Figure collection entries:

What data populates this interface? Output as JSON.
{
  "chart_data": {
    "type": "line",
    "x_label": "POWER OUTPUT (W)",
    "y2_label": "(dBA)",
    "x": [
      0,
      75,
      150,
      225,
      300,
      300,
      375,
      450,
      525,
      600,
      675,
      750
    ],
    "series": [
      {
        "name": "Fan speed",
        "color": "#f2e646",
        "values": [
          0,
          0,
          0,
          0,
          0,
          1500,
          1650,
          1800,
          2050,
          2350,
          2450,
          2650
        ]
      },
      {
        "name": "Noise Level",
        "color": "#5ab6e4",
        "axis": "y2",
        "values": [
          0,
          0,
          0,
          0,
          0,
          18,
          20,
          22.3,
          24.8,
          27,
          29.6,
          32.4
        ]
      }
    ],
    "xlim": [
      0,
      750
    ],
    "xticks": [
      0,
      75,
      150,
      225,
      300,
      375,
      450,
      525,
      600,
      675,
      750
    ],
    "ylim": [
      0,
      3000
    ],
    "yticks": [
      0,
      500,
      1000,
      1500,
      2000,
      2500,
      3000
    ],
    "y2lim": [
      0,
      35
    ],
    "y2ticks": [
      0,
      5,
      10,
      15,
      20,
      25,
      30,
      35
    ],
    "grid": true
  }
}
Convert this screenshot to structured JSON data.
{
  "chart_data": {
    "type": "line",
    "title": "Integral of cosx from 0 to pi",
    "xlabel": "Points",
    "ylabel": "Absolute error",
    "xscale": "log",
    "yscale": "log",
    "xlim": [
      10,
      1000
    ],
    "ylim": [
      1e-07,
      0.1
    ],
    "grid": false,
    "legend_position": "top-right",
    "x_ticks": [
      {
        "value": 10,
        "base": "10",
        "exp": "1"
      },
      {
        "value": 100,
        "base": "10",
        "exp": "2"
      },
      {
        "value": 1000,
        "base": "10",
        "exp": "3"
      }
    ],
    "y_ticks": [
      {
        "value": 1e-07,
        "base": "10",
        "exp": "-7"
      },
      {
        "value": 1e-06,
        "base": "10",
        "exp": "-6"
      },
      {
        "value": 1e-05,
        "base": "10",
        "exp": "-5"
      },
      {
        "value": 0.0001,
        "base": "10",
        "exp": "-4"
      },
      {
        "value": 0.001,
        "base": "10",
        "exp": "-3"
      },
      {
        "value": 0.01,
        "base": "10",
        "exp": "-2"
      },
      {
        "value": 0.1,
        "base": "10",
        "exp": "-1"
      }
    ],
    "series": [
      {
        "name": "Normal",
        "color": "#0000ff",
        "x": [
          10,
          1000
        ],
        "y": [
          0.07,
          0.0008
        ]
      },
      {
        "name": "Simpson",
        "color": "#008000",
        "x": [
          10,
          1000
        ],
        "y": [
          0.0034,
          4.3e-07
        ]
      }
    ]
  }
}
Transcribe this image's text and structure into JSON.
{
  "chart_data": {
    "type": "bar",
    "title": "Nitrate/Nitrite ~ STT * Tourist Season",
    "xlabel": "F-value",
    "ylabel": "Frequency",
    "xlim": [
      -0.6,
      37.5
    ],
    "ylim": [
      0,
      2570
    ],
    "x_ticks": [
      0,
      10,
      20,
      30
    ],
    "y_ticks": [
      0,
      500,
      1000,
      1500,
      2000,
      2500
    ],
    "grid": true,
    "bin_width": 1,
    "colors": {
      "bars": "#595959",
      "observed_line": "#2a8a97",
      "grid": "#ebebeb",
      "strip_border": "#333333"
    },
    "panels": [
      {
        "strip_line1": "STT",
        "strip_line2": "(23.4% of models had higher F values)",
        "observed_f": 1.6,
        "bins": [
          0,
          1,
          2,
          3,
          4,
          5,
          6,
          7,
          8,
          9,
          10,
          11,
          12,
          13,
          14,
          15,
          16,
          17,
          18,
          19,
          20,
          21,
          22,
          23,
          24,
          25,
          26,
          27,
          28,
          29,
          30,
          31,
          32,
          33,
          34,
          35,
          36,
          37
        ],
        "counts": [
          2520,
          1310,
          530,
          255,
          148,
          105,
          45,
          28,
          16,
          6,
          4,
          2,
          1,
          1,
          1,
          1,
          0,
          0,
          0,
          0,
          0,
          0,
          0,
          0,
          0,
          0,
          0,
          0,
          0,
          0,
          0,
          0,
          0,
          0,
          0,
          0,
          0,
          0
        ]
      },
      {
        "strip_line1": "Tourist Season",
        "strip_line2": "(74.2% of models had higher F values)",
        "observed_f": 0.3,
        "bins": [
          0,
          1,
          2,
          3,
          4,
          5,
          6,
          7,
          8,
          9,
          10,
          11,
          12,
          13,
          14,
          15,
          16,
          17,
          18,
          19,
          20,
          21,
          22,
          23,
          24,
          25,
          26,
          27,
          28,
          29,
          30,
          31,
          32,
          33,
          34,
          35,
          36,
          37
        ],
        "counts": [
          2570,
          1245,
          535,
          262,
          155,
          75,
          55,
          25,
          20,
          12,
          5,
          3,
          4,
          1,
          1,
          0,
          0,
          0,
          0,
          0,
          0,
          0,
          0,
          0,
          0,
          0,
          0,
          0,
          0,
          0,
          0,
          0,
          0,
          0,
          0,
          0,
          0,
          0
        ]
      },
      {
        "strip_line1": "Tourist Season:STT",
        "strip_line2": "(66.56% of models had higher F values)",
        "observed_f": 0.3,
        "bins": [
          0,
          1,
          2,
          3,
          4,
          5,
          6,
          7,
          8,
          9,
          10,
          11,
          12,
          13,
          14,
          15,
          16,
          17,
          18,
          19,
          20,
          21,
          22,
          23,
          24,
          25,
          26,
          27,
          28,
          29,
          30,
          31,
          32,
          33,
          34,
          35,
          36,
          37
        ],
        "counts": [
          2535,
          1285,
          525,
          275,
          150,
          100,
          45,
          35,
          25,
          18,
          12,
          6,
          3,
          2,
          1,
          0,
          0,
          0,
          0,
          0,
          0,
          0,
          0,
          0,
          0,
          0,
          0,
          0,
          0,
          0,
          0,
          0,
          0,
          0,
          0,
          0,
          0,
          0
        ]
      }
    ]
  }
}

■ EXERCISE DIRECTIONS
Copy all lines from the listing that contain "higher".

■ ANSWER BELOW
        "strip_line2": "(23.4% of models had higher F values)",
        "strip_line2": "(74.2% of models had higher F values)",
        "strip_line2": "(66.56% of models had higher F values)",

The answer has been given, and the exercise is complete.